# Rows from a layout dataset:
______

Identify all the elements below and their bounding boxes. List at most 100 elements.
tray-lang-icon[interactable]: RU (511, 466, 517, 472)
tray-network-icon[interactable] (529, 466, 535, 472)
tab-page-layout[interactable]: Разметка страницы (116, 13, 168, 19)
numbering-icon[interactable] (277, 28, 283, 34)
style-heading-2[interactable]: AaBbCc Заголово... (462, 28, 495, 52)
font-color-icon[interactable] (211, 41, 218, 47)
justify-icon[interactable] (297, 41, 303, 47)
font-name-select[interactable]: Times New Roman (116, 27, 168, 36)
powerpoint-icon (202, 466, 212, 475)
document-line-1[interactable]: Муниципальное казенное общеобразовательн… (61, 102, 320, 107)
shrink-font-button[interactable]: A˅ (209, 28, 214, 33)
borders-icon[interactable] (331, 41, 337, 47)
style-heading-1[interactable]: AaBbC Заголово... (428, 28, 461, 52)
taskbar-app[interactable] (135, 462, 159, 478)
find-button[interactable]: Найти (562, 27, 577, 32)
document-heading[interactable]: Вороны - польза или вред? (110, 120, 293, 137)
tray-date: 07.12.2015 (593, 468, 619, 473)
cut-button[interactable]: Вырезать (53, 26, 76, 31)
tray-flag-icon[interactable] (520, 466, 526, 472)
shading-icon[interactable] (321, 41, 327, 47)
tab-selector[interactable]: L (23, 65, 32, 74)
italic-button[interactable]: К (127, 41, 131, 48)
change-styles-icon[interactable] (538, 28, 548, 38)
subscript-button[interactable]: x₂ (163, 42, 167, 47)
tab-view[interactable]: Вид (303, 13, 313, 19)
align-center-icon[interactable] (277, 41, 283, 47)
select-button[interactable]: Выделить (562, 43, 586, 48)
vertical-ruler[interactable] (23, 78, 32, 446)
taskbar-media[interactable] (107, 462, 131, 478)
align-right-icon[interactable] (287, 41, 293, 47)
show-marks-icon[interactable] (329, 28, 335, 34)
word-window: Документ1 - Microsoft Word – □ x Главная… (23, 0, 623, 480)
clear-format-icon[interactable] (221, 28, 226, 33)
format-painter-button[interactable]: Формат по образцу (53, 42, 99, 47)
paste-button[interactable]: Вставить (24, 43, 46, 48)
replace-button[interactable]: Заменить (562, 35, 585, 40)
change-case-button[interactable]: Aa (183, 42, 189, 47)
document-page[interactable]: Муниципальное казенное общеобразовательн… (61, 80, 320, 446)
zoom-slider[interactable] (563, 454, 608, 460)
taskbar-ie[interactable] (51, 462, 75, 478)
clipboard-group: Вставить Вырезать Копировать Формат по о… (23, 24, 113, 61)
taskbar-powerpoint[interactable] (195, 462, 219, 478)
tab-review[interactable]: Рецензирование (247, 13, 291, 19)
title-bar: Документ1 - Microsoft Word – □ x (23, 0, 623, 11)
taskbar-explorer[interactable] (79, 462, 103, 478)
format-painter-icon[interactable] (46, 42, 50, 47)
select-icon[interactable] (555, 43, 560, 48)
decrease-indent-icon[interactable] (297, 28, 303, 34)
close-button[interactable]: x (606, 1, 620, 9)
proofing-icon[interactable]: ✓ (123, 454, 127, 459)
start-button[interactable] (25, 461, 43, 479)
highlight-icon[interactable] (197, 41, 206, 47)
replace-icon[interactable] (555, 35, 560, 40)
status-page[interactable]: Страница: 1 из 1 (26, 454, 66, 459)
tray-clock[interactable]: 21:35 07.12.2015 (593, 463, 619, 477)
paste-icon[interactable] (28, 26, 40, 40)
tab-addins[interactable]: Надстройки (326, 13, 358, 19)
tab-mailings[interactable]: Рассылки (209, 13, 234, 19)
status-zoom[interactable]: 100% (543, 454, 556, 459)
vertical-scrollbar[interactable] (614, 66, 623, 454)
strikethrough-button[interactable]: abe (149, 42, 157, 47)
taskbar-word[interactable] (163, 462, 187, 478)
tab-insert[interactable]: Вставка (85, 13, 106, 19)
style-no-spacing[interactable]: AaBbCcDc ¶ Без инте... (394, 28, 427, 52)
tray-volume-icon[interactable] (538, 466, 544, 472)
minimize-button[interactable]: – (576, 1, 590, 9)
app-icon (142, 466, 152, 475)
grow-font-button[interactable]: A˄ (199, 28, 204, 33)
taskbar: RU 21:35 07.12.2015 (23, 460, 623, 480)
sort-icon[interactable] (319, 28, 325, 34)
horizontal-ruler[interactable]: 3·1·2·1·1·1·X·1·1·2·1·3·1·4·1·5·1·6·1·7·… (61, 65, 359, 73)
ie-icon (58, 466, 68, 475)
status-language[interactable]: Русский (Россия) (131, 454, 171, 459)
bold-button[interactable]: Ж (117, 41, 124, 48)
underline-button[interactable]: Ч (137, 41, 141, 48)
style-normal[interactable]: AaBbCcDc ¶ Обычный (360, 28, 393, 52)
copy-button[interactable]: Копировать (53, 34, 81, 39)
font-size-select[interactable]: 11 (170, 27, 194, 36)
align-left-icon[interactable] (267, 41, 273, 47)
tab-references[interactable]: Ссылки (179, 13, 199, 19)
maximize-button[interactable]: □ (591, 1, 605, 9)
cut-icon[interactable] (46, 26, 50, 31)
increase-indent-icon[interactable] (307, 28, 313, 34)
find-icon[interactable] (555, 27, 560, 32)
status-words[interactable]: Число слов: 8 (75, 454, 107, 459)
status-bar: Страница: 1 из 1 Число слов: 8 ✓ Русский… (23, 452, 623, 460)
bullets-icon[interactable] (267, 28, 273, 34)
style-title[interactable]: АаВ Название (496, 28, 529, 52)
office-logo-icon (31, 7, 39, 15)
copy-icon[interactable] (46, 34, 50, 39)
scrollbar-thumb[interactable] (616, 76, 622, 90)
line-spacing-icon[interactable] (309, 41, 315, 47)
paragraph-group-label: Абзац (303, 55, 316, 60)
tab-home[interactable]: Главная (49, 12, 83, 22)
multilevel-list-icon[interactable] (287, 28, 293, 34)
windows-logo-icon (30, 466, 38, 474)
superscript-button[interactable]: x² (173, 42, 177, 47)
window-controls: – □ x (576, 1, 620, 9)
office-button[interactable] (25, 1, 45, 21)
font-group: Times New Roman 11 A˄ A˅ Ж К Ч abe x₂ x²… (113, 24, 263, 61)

______

# Problem statement:
Switch "bounding boxes" to "coordinates" throughout the records and leave every other part of the lines unchanged.

# Reply:
Identify all the elements below and their coordinates. List at most 100 elements.
tray-lang-icon[interactable]: RU (511, 466, 517, 472)
tray-network-icon[interactable] (529, 466, 535, 472)
tab-page-layout[interactable]: Разметка страницы (116, 13, 168, 19)
numbering-icon[interactable] (277, 28, 283, 34)
style-heading-2[interactable]: AaBbCc Заголово... (462, 28, 495, 52)
font-color-icon[interactable] (211, 41, 218, 47)
justify-icon[interactable] (297, 41, 303, 47)
font-name-select[interactable]: Times New Roman (116, 27, 168, 36)
powerpoint-icon (202, 466, 212, 475)
document-line-1[interactable]: Муниципальное казенное общеобразовательн… (61, 102, 320, 107)
shrink-font-button[interactable]: A˅ (209, 28, 214, 33)
borders-icon[interactable] (331, 41, 337, 47)
style-heading-1[interactable]: AaBbC Заголово... (428, 28, 461, 52)
taskbar-app[interactable] (135, 462, 159, 478)
find-button[interactable]: Найти (562, 27, 577, 32)
document-heading[interactable]: Вороны - польза или вред? (110, 120, 293, 137)
tray-date: 07.12.2015 (593, 468, 619, 473)
cut-button[interactable]: Вырезать (53, 26, 76, 31)
tray-flag-icon[interactable] (520, 466, 526, 472)
shading-icon[interactable] (321, 41, 327, 47)
tab-selector[interactable]: L (23, 65, 32, 74)
italic-button[interactable]: К (127, 41, 131, 48)
change-styles-icon[interactable] (538, 28, 548, 38)
subscript-button[interactable]: x₂ (163, 42, 167, 47)
tab-view[interactable]: Вид (303, 13, 313, 19)
align-center-icon[interactable] (277, 41, 283, 47)
select-button[interactable]: Выделить (562, 43, 586, 48)
vertical-ruler[interactable] (23, 78, 32, 446)
taskbar-media[interactable] (107, 462, 131, 478)
align-right-icon[interactable] (287, 41, 293, 47)
show-marks-icon[interactable] (329, 28, 335, 34)
word-window: Документ1 - Microsoft Word – □ x Главная… (23, 0, 623, 480)
clear-format-icon[interactable] (221, 28, 226, 33)
format-painter-button[interactable]: Формат по образцу (53, 42, 99, 47)
paste-button[interactable]: Вставить (24, 43, 46, 48)
replace-button[interactable]: Заменить (562, 35, 585, 40)
change-case-button[interactable]: Aa (183, 42, 189, 47)
document-page[interactable]: Муниципальное казенное общеобразовательн… (61, 80, 320, 446)
zoom-slider[interactable] (563, 454, 608, 460)
taskbar-ie[interactable] (51, 462, 75, 478)
clipboard-group: Вставить Вырезать Копировать Формат по о… (23, 24, 113, 61)
taskbar-powerpoint[interactable] (195, 462, 219, 478)
tab-review[interactable]: Рецензирование (247, 13, 291, 19)
title-bar: Документ1 - Microsoft Word – □ x (23, 0, 623, 11)
taskbar-explorer[interactable] (79, 462, 103, 478)
format-painter-icon[interactable] (46, 42, 50, 47)
select-icon[interactable] (555, 43, 560, 48)
decrease-indent-icon[interactable] (297, 28, 303, 34)
close-button[interactable]: x (606, 1, 620, 9)
proofing-icon[interactable]: ✓ (123, 454, 127, 459)
start-button[interactable] (25, 461, 43, 479)
highlight-icon[interactable] (197, 41, 206, 47)
replace-icon[interactable] (555, 35, 560, 40)
status-page[interactable]: Страница: 1 из 1 (26, 454, 66, 459)
tray-clock[interactable]: 21:35 07.12.2015 (593, 463, 619, 477)
paste-icon[interactable] (28, 26, 40, 40)
tab-addins[interactable]: Надстройки (326, 13, 358, 19)
tab-mailings[interactable]: Рассылки (209, 13, 234, 19)
status-zoom[interactable]: 100% (543, 454, 556, 459)
vertical-scrollbar[interactable] (614, 66, 623, 454)
strikethrough-button[interactable]: abe (149, 42, 157, 47)
taskbar-word[interactable] (163, 462, 187, 478)
tab-insert[interactable]: Вставка (85, 13, 106, 19)
style-no-spacing[interactable]: AaBbCcDc ¶ Без инте... (394, 28, 427, 52)
tray-volume-icon[interactable] (538, 466, 544, 472)
minimize-button[interactable]: – (576, 1, 590, 9)
app-icon (142, 466, 152, 475)
grow-font-button[interactable]: A˄ (199, 28, 204, 33)
taskbar: RU 21:35 07.12.2015 (23, 460, 623, 480)
sort-icon[interactable] (319, 28, 325, 34)
horizontal-ruler[interactable]: 3·1·2·1·1·1·X·1·1·2·1·3·1·4·1·5·1·6·1·7·… (61, 65, 359, 73)
ie-icon (58, 466, 68, 475)
status-language[interactable]: Русский (Россия) (131, 454, 171, 459)
bold-button[interactable]: Ж (117, 41, 124, 48)
underline-button[interactable]: Ч (137, 41, 141, 48)
style-normal[interactable]: AaBbCcDc ¶ Обычный (360, 28, 393, 52)
copy-button[interactable]: Копировать (53, 34, 81, 39)
font-size-select[interactable]: 11 (170, 27, 194, 36)
align-left-icon[interactable] (267, 41, 273, 47)
tab-references[interactable]: Ссылки (179, 13, 199, 19)
maximize-button[interactable]: □ (591, 1, 605, 9)
cut-icon[interactable] (46, 26, 50, 31)
increase-indent-icon[interactable] (307, 28, 313, 34)
find-icon[interactable] (555, 27, 560, 32)
status-words[interactable]: Число слов: 8 (75, 454, 107, 459)
status-bar: Страница: 1 из 1 Число слов: 8 ✓ Русский… (23, 452, 623, 460)
bullets-icon[interactable] (267, 28, 273, 34)
style-title[interactable]: АаВ Название (496, 28, 529, 52)
office-logo-icon (31, 7, 39, 15)
copy-icon[interactable] (46, 34, 50, 39)
scrollbar-thumb[interactable] (616, 76, 622, 90)
line-spacing-icon[interactable] (309, 41, 315, 47)
paragraph-group-label: Абзац (303, 55, 316, 60)
tab-home[interactable]: Главная (49, 12, 83, 22)
multilevel-list-icon[interactable] (287, 28, 293, 34)
windows-logo-icon (30, 466, 38, 474)
superscript-button[interactable]: x² (173, 42, 177, 47)
window-controls: – □ x (576, 1, 620, 9)
office-button[interactable] (25, 1, 45, 21)
font-group: Times New Roman 11 A˄ A˅ Ж К Ч abe x₂ x²… (113, 24, 263, 61)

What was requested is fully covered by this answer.